- Task statement
Extract each record and reproduce it exactly.

- Extracted material
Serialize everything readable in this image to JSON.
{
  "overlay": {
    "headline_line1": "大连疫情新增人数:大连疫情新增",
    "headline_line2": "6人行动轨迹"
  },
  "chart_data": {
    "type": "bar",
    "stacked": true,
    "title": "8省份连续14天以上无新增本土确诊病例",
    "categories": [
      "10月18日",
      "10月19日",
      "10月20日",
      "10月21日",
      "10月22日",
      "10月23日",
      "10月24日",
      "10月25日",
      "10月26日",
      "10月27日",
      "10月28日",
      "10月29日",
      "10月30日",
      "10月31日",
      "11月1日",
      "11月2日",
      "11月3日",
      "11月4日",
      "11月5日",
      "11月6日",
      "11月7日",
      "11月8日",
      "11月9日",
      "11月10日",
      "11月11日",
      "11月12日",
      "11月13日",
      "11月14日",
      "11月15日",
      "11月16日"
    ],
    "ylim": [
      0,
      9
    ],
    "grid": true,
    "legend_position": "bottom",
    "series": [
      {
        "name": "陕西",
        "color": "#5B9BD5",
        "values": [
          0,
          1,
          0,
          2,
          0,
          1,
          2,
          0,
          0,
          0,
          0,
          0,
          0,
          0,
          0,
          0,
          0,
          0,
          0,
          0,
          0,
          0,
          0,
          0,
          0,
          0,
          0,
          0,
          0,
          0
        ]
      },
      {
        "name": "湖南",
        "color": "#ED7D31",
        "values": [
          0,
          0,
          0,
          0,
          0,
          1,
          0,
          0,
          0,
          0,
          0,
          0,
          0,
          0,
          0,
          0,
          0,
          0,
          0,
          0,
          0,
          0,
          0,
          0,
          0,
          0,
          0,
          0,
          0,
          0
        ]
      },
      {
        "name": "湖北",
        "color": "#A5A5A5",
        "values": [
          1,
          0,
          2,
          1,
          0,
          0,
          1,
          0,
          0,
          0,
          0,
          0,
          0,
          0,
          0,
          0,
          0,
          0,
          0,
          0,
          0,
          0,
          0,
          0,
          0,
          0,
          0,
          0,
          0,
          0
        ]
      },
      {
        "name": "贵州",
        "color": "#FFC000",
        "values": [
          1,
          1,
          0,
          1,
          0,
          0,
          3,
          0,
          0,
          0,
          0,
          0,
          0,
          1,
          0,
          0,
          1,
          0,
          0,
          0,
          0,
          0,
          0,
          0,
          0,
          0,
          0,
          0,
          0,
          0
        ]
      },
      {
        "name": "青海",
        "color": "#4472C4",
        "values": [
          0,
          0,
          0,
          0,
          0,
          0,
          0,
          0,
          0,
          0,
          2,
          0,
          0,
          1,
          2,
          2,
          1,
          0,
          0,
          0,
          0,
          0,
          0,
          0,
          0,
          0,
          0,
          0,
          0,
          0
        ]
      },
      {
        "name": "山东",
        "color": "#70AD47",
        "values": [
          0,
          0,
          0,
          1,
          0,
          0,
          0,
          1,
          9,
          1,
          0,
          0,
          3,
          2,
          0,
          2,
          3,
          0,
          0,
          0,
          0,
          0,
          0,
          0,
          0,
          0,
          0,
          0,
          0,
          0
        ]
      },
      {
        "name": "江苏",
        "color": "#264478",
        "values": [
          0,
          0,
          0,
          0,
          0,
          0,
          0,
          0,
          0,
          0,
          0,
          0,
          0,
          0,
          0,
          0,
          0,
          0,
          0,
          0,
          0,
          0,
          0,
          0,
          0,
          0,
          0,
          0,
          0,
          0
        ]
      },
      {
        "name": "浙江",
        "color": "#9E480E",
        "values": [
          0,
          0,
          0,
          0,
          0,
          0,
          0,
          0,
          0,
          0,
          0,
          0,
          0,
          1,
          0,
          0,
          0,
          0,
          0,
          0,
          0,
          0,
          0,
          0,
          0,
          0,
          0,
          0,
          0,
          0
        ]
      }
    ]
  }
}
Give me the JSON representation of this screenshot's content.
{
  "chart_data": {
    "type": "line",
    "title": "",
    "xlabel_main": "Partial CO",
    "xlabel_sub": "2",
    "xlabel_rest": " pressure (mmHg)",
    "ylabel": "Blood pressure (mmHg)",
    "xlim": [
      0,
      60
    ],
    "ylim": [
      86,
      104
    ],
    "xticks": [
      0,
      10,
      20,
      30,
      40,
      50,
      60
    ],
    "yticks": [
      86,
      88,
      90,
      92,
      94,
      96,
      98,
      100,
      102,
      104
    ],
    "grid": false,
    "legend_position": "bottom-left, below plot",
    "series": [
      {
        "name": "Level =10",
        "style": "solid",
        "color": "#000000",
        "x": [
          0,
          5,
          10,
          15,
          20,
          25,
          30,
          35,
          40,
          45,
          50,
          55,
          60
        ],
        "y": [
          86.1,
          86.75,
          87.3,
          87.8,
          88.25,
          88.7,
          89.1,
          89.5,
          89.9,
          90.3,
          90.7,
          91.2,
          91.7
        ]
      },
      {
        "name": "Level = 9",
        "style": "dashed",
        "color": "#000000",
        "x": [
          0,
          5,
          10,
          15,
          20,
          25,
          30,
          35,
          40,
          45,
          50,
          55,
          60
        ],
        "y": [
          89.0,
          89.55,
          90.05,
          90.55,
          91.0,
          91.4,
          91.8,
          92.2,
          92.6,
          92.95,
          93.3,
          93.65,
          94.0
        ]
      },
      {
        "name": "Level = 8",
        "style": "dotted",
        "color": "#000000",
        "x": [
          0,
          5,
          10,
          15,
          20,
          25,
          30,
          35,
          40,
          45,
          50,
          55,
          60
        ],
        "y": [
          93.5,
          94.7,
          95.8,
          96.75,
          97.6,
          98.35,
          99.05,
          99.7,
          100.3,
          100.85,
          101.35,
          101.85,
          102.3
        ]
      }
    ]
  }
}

- Response to the task
Serialize everything readable in this image to JSON.
{
  "overlay": {
    "headline_line1": "大连疫情新增人数:大连疫情新增",
    "headline_line2": "6人行动轨迹"
  },
  "chart_data": {
    "type": "bar",
    "stacked": true,
    "title": "8省份连续14天以上无新增本土确诊病例",
    "categories": [
      "10月18日",
      "10月19日",
      "10月20日",
      "10月21日",
      "10月22日",
      "10月23日",
      "10月24日",
      "10月25日",
      "10月26日",
      "10月27日",
      "10月28日",
      "10月29日",
      "10月30日",
      "10月31日",
      "11月1日",
      "11月2日",
      "11月3日",
      "11月4日",
      "11月5日",
      "11月6日",
      "11月7日",
      "11月8日",
      "11月9日",
      "11月10日",
      "11月11日",
      "11月12日",
      "11月13日",
      "11月14日",
      "11月15日",
      "11月16日"
    ],
    "ylim": [
      0,
      9
    ],
    "grid": true,
    "legend_position": "bottom",
    "series": [
      {
        "name": "陕西",
        "color": "#5B9BD5",
        "values": [
          0,
          1,
          0,
          2,
          0,
          1,
          2,
          0,
          0,
          0,
          0,
          0,
          0,
          0,
          0,
          0,
          0,
          0,
          0,
          0,
          0,
          0,
          0,
          0,
          0,
          0,
          0,
          0,
          0,
          0
        ]
      },
      {
        "name": "湖南",
        "color": "#ED7D31",
        "values": [
          0,
          0,
          0,
          0,
          0,
          1,
          0,
          0,
          0,
          0,
          0,
          0,
          0,
          0,
          0,
          0,
          0,
          0,
          0,
          0,
          0,
          0,
          0,
          0,
          0,
          0,
          0,
          0,
          0,
          0
        ]
      },
      {
        "name": "湖北",
        "color": "#A5A5A5",
        "values": [
          1,
          0,
          2,
          1,
          0,
          0,
          1,
          0,
          0,
          0,
          0,
          0,
          0,
          0,
          0,
          0,
          0,
          0,
          0,
          0,
          0,
          0,
          0,
          0,
          0,
          0,
          0,
          0,
          0,
          0
        ]
      },
      {
        "name": "贵州",
        "color": "#FFC000",
        "values": [
          1,
          1,
          0,
          1,
          0,
          0,
          3,
          0,
          0,
          0,
          0,
          0,
          0,
          1,
          0,
          0,
          1,
          0,
          0,
          0,
          0,
          0,
          0,
          0,
          0,
          0,
          0,
          0,
          0,
          0
        ]
      },
      {
        "name": "青海",
        "color": "#4472C4",
        "values": [
          0,
          0,
          0,
          0,
          0,
          0,
          0,
          0,
          0,
          0,
          2,
          0,
          0,
          1,
          2,
          2,
          1,
          0,
          0,
          0,
          0,
          0,
          0,
          0,
          0,
          0,
          0,
          0,
          0,
          0
        ]
      },
      {
        "name": "山东",
        "color": "#70AD47",
        "values": [
          0,
          0,
          0,
          1,
          0,
          0,
          0,
          1,
          9,
          1,
          0,
          0,
          3,
          2,
          0,
          2,
          3,
          0,
          0,
          0,
          0,
          0,
          0,
          0,
          0,
          0,
          0,
          0,
          0,
          0
        ]
      },
      {
        "name": "江苏",
        "color": "#264478",
        "values": [
          0,
          0,
          0,
          0,
          0,
          0,
          0,
          0,
          0,
          0,
          0,
          0,
          0,
          0,
          0,
          0,
          0,
          0,
          0,
          0,
          0,
          0,
          0,
          0,
          0,
          0,
          0,
          0,
          0,
          0
        ]
      },
      {
        "name": "浙江",
        "color": "#9E480E",
        "values": [
          0,
          0,
          0,
          0,
          0,
          0,
          0,
          0,
          0,
          0,
          0,
          0,
          0,
          1,
          0,
          0,
          0,
          0,
          0,
          0,
          0,
          0,
          0,
          0,
          0,
          0,
          0,
          0,
          0,
          0
        ]
      }
    ]
  }
}
Give me the JSON representation of this screenshot's content.
{
  "chart_data": {
    "type": "line",
    "title": "",
    "xlabel_main": "Partial CO",
    "xlabel_sub": "2",
    "xlabel_rest": " pressure (mmHg)",
    "ylabel": "Blood pressure (mmHg)",
    "xlim": [
      0,
      60
    ],
    "ylim": [
      86,
      104
    ],
    "xticks": [
      0,
      10,
      20,
      30,
      40,
      50,
      60
    ],
    "yticks": [
      86,
      88,
      90,
      92,
      94,
      96,
      98,
      100,
      102,
      104
    ],
    "grid": false,
    "legend_position": "bottom-left, below plot",
    "series": [
      {
        "name": "Level =10",
        "style": "solid",
        "color": "#000000",
        "x": [
          0,
          5,
          10,
          15,
          20,
          25,
          30,
          35,
          40,
          45,
          50,
          55,
          60
        ],
        "y": [
          86.1,
          86.75,
          87.3,
          87.8,
          88.25,
          88.7,
          89.1,
          89.5,
          89.9,
          90.3,
          90.7,
          91.2,
          91.7
        ]
      },
      {
        "name": "Level = 9",
        "style": "dashed",
        "color": "#000000",
        "x": [
          0,
          5,
          10,
          15,
          20,
          25,
          30,
          35,
          40,
          45,
          50,
          55,
          60
        ],
        "y": [
          89.0,
          89.55,
          90.05,
          90.55,
          91.0,
          91.4,
          91.8,
          92.2,
          92.6,
          92.95,
          93.3,
          93.65,
          94.0
        ]
      },
      {
        "name": "Level = 8",
        "style": "dotted",
        "color": "#000000",
        "x": [
          0,
          5,
          10,
          15,
          20,
          25,
          30,
          35,
          40,
          45,
          50,
          55,
          60
        ],
        "y": [
          93.5,
          94.7,
          95.8,
          96.75,
          97.6,
          98.35,
          99.05,
          99.7,
          100.3,
          100.85,
          101.35,
          101.85,
          102.3
        ]
      }
    ]
  }
}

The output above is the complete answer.